[START]

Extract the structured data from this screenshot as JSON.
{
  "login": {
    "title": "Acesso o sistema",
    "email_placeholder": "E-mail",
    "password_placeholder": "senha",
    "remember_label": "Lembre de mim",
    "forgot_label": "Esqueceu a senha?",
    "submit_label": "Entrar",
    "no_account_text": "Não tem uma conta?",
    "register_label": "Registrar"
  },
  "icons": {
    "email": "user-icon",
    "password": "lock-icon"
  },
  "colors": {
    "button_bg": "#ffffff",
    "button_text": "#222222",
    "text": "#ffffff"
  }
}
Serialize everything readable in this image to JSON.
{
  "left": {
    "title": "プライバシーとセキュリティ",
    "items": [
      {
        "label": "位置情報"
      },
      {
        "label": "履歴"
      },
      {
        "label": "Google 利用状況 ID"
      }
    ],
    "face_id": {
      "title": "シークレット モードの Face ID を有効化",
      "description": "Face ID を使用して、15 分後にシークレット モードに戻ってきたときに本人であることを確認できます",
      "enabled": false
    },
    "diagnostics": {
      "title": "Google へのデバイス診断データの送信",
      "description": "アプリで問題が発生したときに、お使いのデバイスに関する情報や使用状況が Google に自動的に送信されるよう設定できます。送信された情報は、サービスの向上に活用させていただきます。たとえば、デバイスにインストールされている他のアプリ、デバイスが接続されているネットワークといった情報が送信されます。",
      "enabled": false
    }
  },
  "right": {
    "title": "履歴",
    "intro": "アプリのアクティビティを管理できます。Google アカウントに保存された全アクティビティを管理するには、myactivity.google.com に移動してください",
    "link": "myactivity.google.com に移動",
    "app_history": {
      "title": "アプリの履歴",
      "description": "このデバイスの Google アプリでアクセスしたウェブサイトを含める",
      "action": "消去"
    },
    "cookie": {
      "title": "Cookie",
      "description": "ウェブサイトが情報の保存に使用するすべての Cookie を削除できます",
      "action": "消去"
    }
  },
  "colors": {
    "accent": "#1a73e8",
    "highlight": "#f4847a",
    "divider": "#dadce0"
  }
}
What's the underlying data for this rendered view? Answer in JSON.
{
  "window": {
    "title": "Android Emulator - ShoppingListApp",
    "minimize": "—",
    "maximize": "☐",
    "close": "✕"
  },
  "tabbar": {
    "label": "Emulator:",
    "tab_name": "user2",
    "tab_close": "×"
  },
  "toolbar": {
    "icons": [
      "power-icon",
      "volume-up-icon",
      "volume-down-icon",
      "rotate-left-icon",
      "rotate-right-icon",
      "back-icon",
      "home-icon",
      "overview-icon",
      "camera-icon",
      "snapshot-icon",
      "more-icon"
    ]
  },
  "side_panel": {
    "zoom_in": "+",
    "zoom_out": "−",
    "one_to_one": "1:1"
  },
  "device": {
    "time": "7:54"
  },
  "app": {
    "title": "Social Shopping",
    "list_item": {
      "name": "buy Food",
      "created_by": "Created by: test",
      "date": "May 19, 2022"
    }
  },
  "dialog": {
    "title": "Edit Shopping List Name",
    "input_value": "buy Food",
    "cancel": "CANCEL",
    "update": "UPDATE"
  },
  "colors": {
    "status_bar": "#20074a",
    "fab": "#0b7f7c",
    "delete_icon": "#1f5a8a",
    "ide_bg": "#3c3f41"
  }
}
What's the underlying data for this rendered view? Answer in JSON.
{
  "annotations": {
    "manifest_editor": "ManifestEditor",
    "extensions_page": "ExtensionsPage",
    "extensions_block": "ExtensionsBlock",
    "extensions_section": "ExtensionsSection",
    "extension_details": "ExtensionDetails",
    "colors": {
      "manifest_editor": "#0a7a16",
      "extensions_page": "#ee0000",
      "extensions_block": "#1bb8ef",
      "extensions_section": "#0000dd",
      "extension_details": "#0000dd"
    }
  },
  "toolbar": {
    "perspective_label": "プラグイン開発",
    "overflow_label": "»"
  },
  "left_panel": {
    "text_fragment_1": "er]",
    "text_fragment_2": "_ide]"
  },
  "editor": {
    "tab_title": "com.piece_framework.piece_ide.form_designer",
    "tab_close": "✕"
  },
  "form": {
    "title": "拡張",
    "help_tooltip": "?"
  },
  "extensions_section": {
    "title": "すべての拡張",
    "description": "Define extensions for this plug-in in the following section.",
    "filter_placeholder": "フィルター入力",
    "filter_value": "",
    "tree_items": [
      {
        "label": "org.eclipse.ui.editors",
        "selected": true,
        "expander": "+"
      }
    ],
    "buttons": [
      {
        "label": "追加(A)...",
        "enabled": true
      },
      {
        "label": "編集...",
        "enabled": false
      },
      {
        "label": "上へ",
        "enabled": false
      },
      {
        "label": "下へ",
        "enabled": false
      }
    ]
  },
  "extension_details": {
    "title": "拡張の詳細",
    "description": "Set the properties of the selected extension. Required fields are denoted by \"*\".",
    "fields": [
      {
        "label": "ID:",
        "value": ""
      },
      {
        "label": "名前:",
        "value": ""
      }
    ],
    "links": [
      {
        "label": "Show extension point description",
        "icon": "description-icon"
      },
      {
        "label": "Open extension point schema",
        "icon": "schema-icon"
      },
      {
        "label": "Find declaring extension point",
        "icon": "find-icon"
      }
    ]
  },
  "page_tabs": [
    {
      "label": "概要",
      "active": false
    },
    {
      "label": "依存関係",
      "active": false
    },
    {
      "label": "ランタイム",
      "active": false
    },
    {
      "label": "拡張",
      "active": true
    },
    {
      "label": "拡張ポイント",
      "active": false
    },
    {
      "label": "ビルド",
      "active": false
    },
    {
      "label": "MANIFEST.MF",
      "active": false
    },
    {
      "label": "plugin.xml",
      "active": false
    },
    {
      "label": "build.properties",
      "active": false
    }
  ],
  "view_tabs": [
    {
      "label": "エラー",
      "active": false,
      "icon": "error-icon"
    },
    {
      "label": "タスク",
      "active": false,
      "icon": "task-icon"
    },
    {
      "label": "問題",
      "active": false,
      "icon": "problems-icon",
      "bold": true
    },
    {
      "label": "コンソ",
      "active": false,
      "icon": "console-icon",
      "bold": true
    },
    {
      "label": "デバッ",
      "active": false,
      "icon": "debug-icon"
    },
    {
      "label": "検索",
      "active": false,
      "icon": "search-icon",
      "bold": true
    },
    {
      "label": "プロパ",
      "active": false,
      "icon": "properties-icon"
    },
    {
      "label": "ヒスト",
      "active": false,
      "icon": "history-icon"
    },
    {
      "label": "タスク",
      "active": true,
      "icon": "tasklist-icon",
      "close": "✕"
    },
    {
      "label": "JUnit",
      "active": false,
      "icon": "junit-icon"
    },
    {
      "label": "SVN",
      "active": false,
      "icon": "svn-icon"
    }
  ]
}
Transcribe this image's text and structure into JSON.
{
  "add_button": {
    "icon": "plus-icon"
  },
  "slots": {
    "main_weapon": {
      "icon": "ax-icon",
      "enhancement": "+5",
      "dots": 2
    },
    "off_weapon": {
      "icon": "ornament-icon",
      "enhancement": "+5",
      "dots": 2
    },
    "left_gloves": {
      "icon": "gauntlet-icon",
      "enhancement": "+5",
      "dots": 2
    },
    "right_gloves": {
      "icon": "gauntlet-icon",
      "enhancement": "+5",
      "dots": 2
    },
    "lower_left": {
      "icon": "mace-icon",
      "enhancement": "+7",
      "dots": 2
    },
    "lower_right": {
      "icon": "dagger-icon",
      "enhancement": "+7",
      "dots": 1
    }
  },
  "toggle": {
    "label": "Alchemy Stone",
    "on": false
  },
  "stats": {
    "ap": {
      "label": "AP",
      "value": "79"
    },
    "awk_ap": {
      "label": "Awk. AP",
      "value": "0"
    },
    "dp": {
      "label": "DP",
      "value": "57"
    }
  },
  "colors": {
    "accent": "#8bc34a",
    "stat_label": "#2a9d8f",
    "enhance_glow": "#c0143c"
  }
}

[END]

TASK STATEMENT:
Write out all records exactly, keeping every detail.

SOLUTION:
Extract the structured data from this screenshot as JSON.
{
  "login": {
    "title": "Acesso o sistema",
    "email_placeholder": "E-mail",
    "password_placeholder": "senha",
    "remember_label": "Lembre de mim",
    "forgot_label": "Esqueceu a senha?",
    "submit_label": "Entrar",
    "no_account_text": "Não tem uma conta?",
    "register_label": "Registrar"
  },
  "icons": {
    "email": "user-icon",
    "password": "lock-icon"
  },
  "colors": {
    "button_bg": "#ffffff",
    "button_text": "#222222",
    "text": "#ffffff"
  }
}
Serialize everything readable in this image to JSON.
{
  "left": {
    "title": "プライバシーとセキュリティ",
    "items": [
      {
        "label": "位置情報"
      },
      {
        "label": "履歴"
      },
      {
        "label": "Google 利用状況 ID"
      }
    ],
    "face_id": {
      "title": "シークレット モードの Face ID を有効化",
      "description": "Face ID を使用して、15 分後にシークレット モードに戻ってきたときに本人であることを確認できます",
      "enabled": false
    },
    "diagnostics": {
      "title": "Google へのデバイス診断データの送信",
      "description": "アプリで問題が発生したときに、お使いのデバイスに関する情報や使用状況が Google に自動的に送信されるよう設定できます。送信された情報は、サービスの向上に活用させていただきます。たとえば、デバイスにインストールされている他のアプリ、デバイスが接続されているネットワークといった情報が送信されます。",
      "enabled": false
    }
  },
  "right": {
    "title": "履歴",
    "intro": "アプリのアクティビティを管理できます。Google アカウントに保存された全アクティビティを管理するには、myactivity.google.com に移動してください",
    "link": "myactivity.google.com に移動",
    "app_history": {
      "title": "アプリの履歴",
      "description": "このデバイスの Google アプリでアクセスしたウェブサイトを含める",
      "action": "消去"
    },
    "cookie": {
      "title": "Cookie",
      "description": "ウェブサイトが情報の保存に使用するすべての Cookie を削除できます",
      "action": "消去"
    }
  },
  "colors": {
    "accent": "#1a73e8",
    "highlight": "#f4847a",
    "divider": "#dadce0"
  }
}
What's the underlying data for this rendered view? Answer in JSON.
{
  "window": {
    "title": "Android Emulator - ShoppingListApp",
    "minimize": "—",
    "maximize": "☐",
    "close": "✕"
  },
  "tabbar": {
    "label": "Emulator:",
    "tab_name": "user2",
    "tab_close": "×"
  },
  "toolbar": {
    "icons": [
      "power-icon",
      "volume-up-icon",
      "volume-down-icon",
      "rotate-left-icon",
      "rotate-right-icon",
      "back-icon",
      "home-icon",
      "overview-icon",
      "camera-icon",
      "snapshot-icon",
      "more-icon"
    ]
  },
  "side_panel": {
    "zoom_in": "+",
    "zoom_out": "−",
    "one_to_one": "1:1"
  },
  "device": {
    "time": "7:54"
  },
  "app": {
    "title": "Social Shopping",
    "list_item": {
      "name": "buy Food",
      "created_by": "Created by: test",
      "date": "May 19, 2022"
    }
  },
  "dialog": {
    "title": "Edit Shopping List Name",
    "input_value": "buy Food",
    "cancel": "CANCEL",
    "update": "UPDATE"
  },
  "colors": {
    "status_bar": "#20074a",
    "fab": "#0b7f7c",
    "delete_icon": "#1f5a8a",
    "ide_bg": "#3c3f41"
  }
}
What's the underlying data for this rendered view? Answer in JSON.
{
  "annotations": {
    "manifest_editor": "ManifestEditor",
    "extensions_page": "ExtensionsPage",
    "extensions_block": "ExtensionsBlock",
    "extensions_section": "ExtensionsSection",
    "extension_details": "ExtensionDetails",
    "colors": {
      "manifest_editor": "#0a7a16",
      "extensions_page": "#ee0000",
      "extensions_block": "#1bb8ef",
      "extensions_section": "#0000dd",
      "extension_details": "#0000dd"
    }
  },
  "toolbar": {
    "perspective_label": "プラグイン開発",
    "overflow_label": "»"
  },
  "left_panel": {
    "text_fragment_1": "er]",
    "text_fragment_2": "_ide]"
  },
  "editor": {
    "tab_title": "com.piece_framework.piece_ide.form_designer",
    "tab_close": "✕"
  },
  "form": {
    "title": "拡張",
    "help_tooltip": "?"
  },
  "extensions_section": {
    "title": "すべての拡張",
    "description": "Define extensions for this plug-in in the following section.",
    "filter_placeholder": "フィルター入力",
    "filter_value": "",
    "tree_items": [
      {
        "label": "org.eclipse.ui.editors",
        "selected": true,
        "expander": "+"
      }
    ],
    "buttons": [
      {
        "label": "追加(A)...",
        "enabled": true
      },
      {
        "label": "編集...",
        "enabled": false
      },
      {
        "label": "上へ",
        "enabled": false
      },
      {
        "label": "下へ",
        "enabled": false
      }
    ]
  },
  "extension_details": {
    "title": "拡張の詳細",
    "description": "Set the properties of the selected extension. Required fields are denoted by \"*\".",
    "fields": [
      {
        "label": "ID:",
        "value": ""
      },
      {
        "label": "名前:",
        "value": ""
      }
    ],
    "links": [
      {
        "label": "Show extension point description",
        "icon": "description-icon"
      },
      {
        "label": "Open extension point schema",
        "icon": "schema-icon"
      },
      {
        "label": "Find declaring extension point",
        "icon": "find-icon"
      }
    ]
  },
  "page_tabs": [
    {
      "label": "概要",
      "active": false
    },
    {
      "label": "依存関係",
      "active": false
    },
    {
      "label": "ランタイム",
      "active": false
    },
    {
      "label": "拡張",
      "active": true
    },
    {
      "label": "拡張ポイント",
      "active": false
    },
    {
      "label": "ビルド",
      "active": false
    },
    {
      "label": "MANIFEST.MF",
      "active": false
    },
    {
      "label": "plugin.xml",
      "active": false
    },
    {
      "label": "build.properties",
      "active": false
    }
  ],
  "view_tabs": [
    {
      "label": "エラー",
      "active": false,
      "icon": "error-icon"
    },
    {
      "label": "タスク",
      "active": false,
      "icon": "task-icon"
    },
    {
      "label": "問題",
      "active": false,
      "icon": "problems-icon",
      "bold": true
    },
    {
      "label": "コンソ",
      "active": false,
      "icon": "console-icon",
      "bold": true
    },
    {
      "label": "デバッ",
      "active": false,
      "icon": "debug-icon"
    },
    {
      "label": "検索",
      "active": false,
      "icon": "search-icon",
      "bold": true
    },
    {
      "label": "プロパ",
      "active": false,
      "icon": "properties-icon"
    },
    {
      "label": "ヒスト",
      "active": false,
      "icon": "history-icon"
    },
    {
      "label": "タスク",
      "active": true,
      "icon": "tasklist-icon",
      "close": "✕"
    },
    {
      "label": "JUnit",
      "active": false,
      "icon": "junit-icon"
    },
    {
      "label": "SVN",
      "active": false,
      "icon": "svn-icon"
    }
  ]
}
Transcribe this image's text and structure into JSON.
{
  "add_button": {
    "icon": "plus-icon"
  },
  "slots": {
    "main_weapon": {
      "icon": "ax-icon",
      "enhancement": "+5",
      "dots": 2
    },
    "off_weapon": {
      "icon": "ornament-icon",
      "enhancement": "+5",
      "dots": 2
    },
    "left_gloves": {
      "icon": "gauntlet-icon",
      "enhancement": "+5",
      "dots": 2
    },
    "right_gloves": {
      "icon": "gauntlet-icon",
      "enhancement": "+5",
      "dots": 2
    },
    "lower_left": {
      "icon": "mace-icon",
      "enhancement": "+7",
      "dots": 2
    },
    "lower_right": {
      "icon": "dagger-icon",
      "enhancement": "+7",
      "dots": 1
    }
  },
  "toggle": {
    "label": "Alchemy Stone",
    "on": false
  },
  "stats": {
    "ap": {
      "label": "AP",
      "value": "79"
    },
    "awk_ap": {
      "label": "Awk. AP",
      "value": "0"
    },
    "dp": {
      "label": "DP",
      "value": "57"
    }
  },
  "colors": {
    "accent": "#8bc34a",
    "stat_label": "#2a9d8f",
    "enhance_glow": "#c0143c"
  }
}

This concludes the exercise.